- What this task involves
For the entries that follow, tally the lines holding the string "JSON". Give the total and nothing else.

=-=-=

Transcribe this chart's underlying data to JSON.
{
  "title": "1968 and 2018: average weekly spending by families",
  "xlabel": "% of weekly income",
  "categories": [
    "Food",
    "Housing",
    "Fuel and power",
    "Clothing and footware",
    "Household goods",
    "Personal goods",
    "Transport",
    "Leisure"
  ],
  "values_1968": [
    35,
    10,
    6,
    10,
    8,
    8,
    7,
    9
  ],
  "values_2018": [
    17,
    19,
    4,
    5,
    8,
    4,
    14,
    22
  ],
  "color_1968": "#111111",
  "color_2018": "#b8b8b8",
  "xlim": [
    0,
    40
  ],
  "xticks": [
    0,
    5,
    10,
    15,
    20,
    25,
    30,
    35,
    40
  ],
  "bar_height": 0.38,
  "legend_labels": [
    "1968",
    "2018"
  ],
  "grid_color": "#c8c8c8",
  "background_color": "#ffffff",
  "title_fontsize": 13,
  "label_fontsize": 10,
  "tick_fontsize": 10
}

=-=-=

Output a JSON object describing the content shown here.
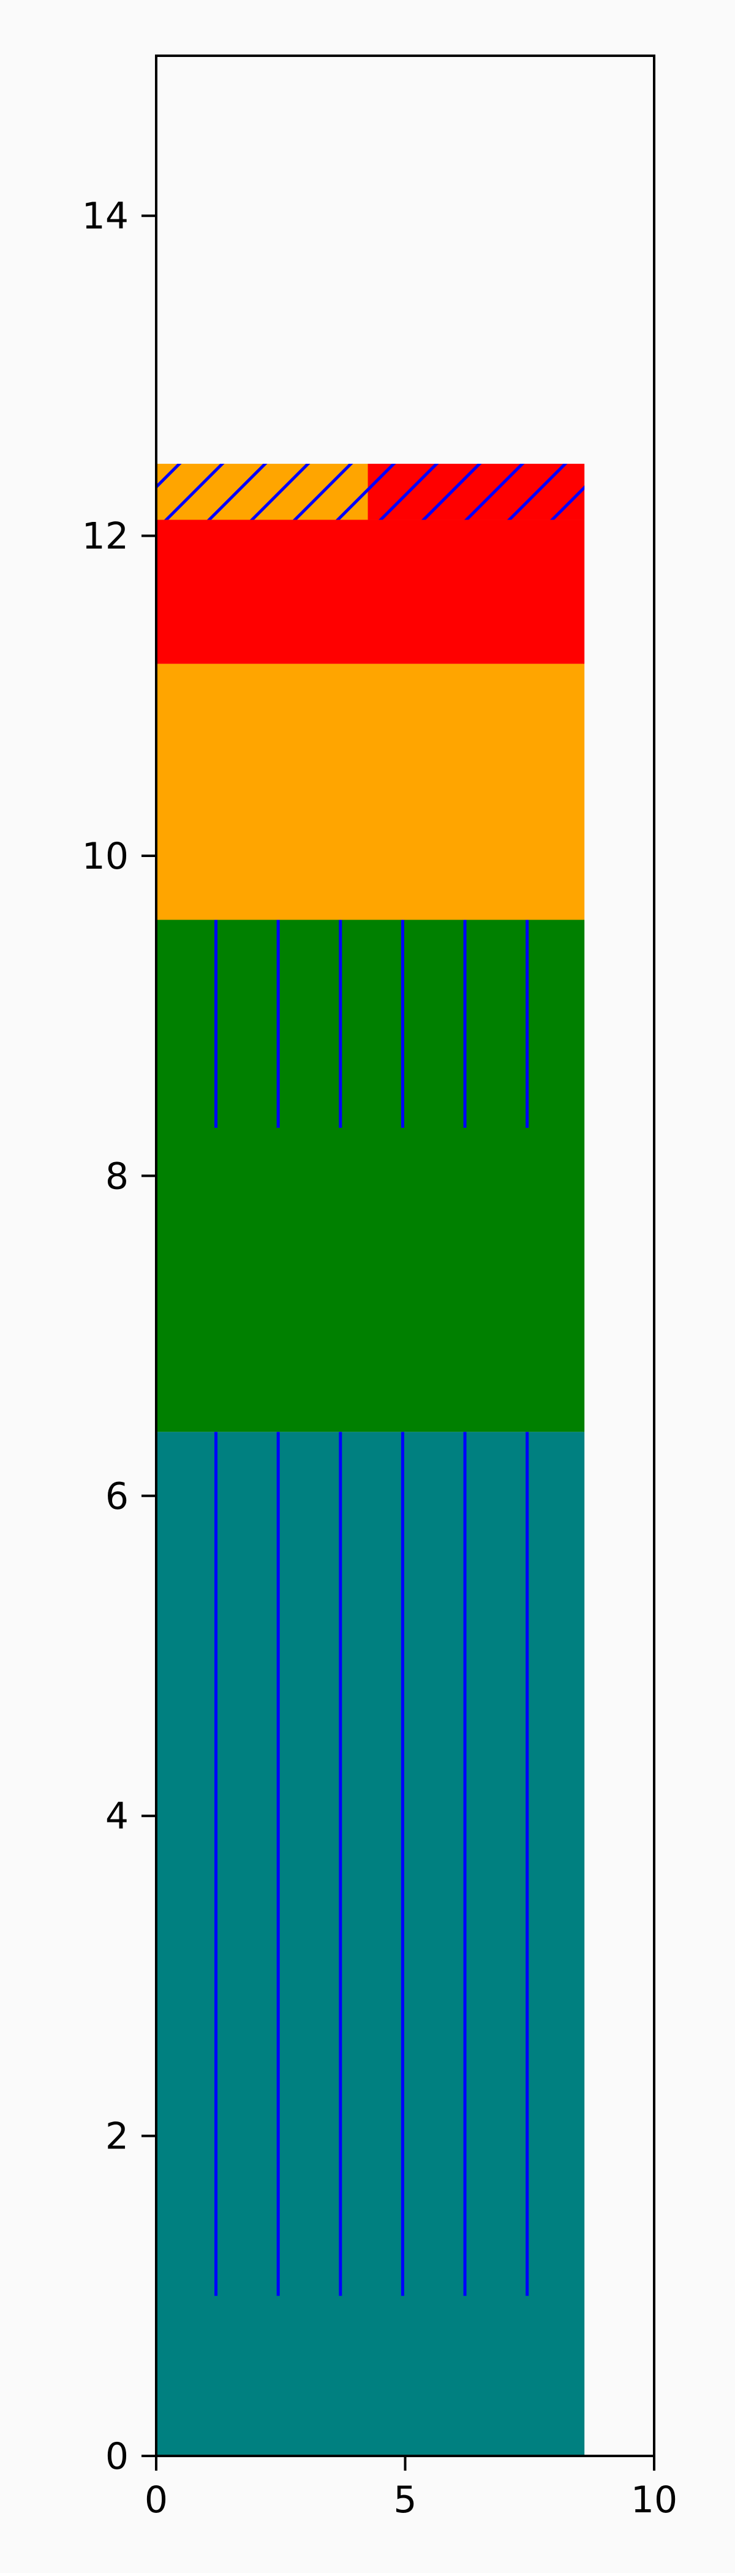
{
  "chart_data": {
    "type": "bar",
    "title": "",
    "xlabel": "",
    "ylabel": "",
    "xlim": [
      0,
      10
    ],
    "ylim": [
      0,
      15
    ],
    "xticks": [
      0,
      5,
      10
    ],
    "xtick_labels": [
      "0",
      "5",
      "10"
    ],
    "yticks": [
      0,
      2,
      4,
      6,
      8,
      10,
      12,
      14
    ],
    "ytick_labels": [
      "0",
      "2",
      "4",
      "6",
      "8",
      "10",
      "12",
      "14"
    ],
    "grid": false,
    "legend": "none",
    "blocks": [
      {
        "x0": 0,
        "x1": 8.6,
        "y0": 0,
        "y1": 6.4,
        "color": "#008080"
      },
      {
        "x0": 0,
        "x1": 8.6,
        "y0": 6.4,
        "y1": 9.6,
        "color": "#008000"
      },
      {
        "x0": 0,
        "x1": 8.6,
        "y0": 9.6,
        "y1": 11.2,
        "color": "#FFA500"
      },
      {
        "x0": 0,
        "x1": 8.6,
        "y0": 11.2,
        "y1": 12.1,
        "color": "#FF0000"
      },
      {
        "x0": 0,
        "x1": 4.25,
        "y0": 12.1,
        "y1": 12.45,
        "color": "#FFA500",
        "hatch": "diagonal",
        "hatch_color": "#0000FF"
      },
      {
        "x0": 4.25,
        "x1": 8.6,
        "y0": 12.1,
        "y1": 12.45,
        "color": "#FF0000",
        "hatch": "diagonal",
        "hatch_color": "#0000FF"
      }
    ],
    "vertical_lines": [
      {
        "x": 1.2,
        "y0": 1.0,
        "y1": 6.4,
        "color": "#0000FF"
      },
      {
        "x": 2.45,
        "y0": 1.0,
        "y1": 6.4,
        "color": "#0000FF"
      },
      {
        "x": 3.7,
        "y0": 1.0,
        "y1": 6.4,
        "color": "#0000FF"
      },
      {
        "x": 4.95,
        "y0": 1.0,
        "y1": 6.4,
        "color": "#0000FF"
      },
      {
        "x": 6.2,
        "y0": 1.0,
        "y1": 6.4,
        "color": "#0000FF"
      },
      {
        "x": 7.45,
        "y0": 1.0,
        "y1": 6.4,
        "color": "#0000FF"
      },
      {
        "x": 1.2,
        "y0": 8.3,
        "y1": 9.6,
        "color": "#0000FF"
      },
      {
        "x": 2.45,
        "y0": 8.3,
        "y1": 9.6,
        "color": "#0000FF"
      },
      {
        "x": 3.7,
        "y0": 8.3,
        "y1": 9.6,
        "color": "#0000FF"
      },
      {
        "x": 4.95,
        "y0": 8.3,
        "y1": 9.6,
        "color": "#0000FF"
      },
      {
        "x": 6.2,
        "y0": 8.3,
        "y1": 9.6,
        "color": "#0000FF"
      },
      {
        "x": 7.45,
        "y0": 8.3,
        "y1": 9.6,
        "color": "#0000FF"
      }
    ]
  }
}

=-=-=

- Reply to the task
2